Start Working data

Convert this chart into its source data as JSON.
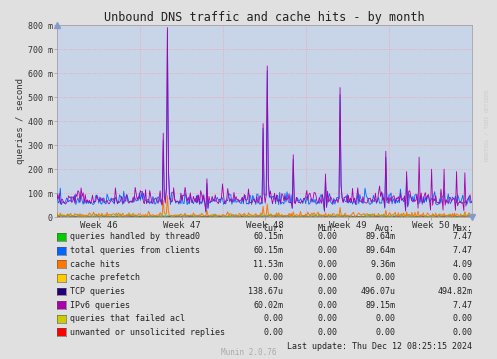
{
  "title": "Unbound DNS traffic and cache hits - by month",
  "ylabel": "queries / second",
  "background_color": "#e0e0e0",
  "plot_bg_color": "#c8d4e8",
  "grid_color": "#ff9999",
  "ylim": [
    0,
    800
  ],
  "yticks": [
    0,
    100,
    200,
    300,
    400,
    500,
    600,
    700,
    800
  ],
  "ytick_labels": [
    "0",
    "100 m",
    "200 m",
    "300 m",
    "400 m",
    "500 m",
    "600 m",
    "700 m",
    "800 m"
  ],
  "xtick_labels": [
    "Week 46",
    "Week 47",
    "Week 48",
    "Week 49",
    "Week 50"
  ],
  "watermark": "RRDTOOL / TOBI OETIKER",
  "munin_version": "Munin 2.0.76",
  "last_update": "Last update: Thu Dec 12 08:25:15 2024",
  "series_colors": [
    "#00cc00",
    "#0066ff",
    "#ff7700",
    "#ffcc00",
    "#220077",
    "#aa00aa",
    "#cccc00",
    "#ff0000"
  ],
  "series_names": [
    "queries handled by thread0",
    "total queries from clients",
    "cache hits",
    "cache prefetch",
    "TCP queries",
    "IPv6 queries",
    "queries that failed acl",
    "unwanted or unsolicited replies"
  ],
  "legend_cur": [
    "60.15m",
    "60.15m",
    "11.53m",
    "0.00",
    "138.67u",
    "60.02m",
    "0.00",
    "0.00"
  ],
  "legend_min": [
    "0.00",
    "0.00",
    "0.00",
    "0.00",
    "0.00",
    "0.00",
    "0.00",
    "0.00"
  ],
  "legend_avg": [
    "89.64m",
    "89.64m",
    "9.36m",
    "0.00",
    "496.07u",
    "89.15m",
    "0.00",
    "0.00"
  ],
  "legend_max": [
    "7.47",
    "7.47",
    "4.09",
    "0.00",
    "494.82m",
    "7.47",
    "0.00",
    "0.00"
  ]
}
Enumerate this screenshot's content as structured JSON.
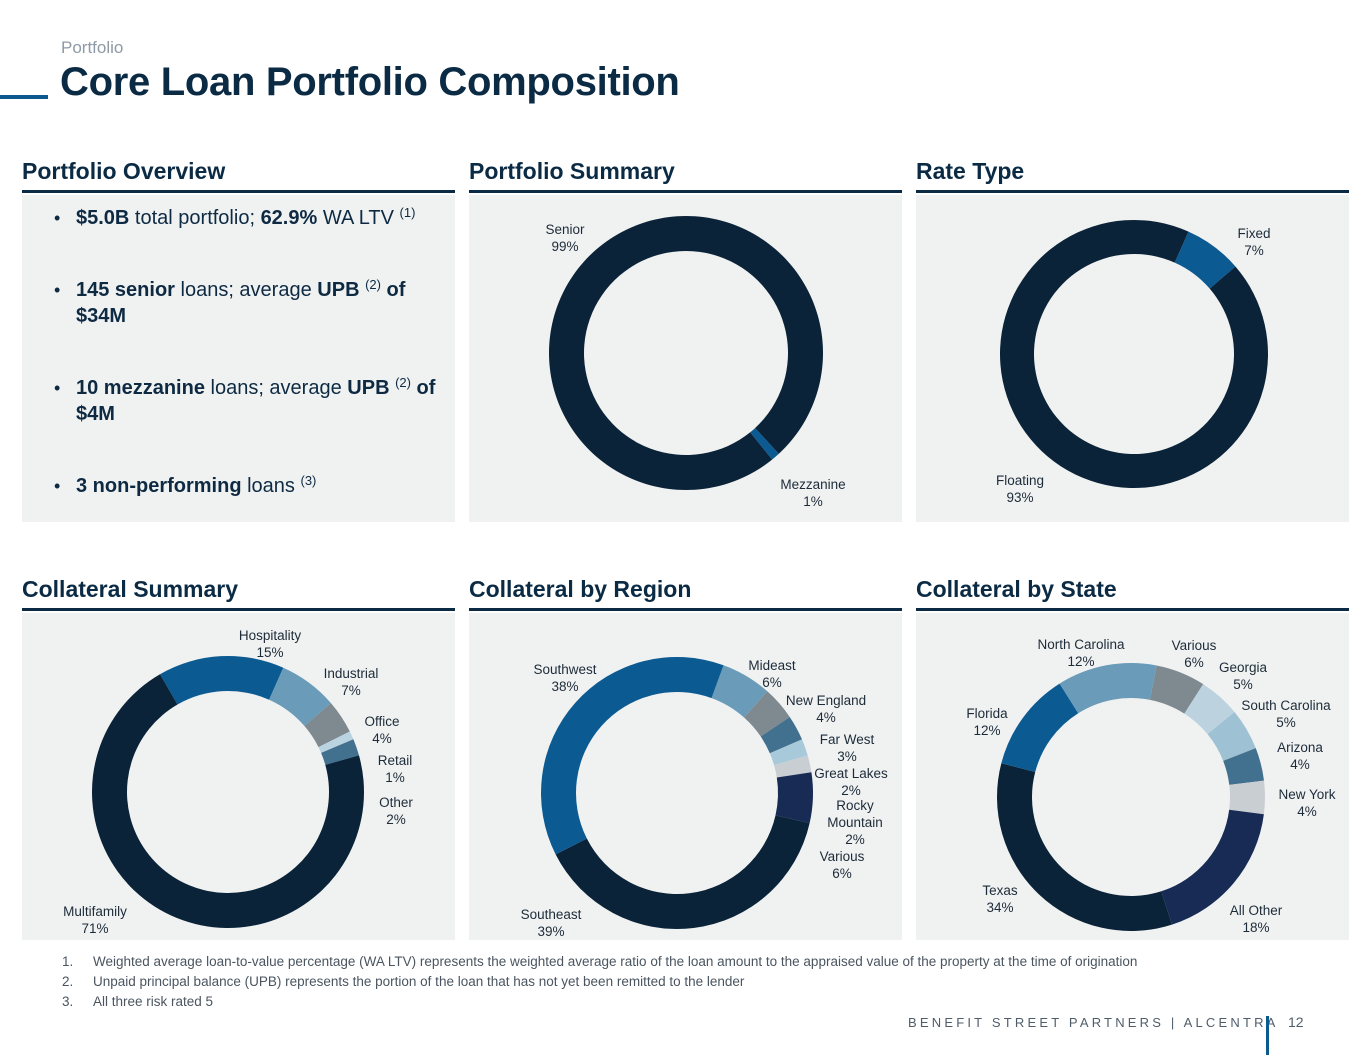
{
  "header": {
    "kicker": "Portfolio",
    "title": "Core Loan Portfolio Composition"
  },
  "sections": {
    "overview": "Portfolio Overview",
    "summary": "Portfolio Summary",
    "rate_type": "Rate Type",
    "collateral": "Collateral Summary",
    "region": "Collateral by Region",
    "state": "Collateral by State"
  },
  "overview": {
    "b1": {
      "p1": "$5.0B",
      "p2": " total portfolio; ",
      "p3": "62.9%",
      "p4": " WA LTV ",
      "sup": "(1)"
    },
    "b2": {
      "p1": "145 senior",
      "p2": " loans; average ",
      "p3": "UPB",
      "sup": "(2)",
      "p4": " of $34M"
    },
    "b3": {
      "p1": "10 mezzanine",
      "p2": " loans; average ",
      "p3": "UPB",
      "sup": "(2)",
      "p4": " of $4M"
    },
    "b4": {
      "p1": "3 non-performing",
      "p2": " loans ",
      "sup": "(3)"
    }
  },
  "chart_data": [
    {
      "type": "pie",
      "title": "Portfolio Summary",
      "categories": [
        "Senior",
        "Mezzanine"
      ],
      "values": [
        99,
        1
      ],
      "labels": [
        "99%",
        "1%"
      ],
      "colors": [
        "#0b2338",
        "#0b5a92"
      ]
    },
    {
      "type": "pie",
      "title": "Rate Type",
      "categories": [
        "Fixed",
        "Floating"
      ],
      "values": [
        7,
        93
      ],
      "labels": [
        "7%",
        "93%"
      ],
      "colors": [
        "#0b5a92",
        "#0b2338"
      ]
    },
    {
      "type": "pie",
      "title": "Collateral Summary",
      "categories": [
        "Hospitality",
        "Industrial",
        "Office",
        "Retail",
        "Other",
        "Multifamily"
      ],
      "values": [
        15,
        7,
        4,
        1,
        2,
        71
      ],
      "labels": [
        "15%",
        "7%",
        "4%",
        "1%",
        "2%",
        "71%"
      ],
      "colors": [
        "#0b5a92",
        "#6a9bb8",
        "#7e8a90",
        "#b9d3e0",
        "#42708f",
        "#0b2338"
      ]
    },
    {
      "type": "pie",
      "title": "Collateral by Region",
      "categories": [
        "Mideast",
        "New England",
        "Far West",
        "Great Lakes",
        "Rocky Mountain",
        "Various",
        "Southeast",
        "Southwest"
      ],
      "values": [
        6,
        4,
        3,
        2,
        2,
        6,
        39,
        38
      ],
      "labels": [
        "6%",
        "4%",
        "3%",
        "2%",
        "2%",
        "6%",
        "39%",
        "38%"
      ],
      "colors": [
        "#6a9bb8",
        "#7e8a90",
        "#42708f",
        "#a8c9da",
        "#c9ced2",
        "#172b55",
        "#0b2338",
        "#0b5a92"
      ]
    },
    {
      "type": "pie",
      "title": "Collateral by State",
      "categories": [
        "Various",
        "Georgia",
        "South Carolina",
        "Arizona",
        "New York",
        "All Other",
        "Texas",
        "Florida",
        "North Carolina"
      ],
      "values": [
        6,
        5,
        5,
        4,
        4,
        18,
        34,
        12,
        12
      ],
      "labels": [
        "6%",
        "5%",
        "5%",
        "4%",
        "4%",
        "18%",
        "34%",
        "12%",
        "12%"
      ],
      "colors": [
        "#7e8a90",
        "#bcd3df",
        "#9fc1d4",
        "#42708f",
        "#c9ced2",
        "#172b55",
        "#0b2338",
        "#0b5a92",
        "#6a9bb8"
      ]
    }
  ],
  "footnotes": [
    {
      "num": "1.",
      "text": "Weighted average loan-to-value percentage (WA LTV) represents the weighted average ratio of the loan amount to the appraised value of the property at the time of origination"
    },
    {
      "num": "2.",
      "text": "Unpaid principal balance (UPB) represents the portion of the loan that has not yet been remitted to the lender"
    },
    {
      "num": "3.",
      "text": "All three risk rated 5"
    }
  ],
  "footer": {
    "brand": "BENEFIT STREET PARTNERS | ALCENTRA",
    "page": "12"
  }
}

End Working data
Start Working data

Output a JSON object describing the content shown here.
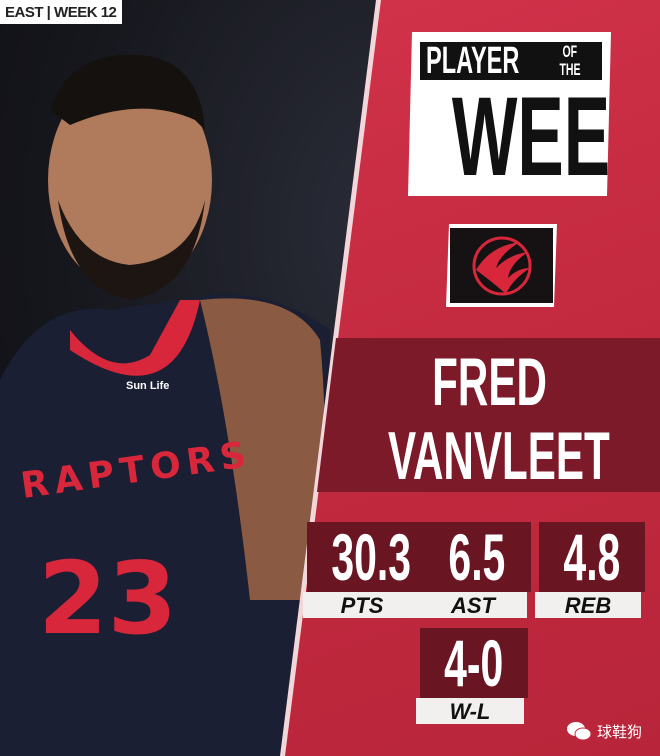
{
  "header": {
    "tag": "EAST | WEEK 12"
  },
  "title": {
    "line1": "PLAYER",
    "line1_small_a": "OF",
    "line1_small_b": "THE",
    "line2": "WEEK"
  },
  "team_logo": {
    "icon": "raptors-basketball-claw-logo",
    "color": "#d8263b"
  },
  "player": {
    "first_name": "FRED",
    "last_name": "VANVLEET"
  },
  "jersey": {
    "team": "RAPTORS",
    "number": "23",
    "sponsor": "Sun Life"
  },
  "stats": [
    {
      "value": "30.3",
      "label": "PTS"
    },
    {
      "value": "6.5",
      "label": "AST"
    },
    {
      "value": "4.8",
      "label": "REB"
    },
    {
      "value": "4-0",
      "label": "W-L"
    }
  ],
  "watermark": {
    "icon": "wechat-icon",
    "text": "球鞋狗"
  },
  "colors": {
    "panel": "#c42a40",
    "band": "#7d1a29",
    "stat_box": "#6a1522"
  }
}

End Working data

Gather from the data above every line with the string "queries".

_Reply to the task_.
  "ylabel": "queries / second",
    "queries handled by thread0",
    "total queries from clients",
    "TCP queries",
    "IPv6 queries",
    "queries that failed acl",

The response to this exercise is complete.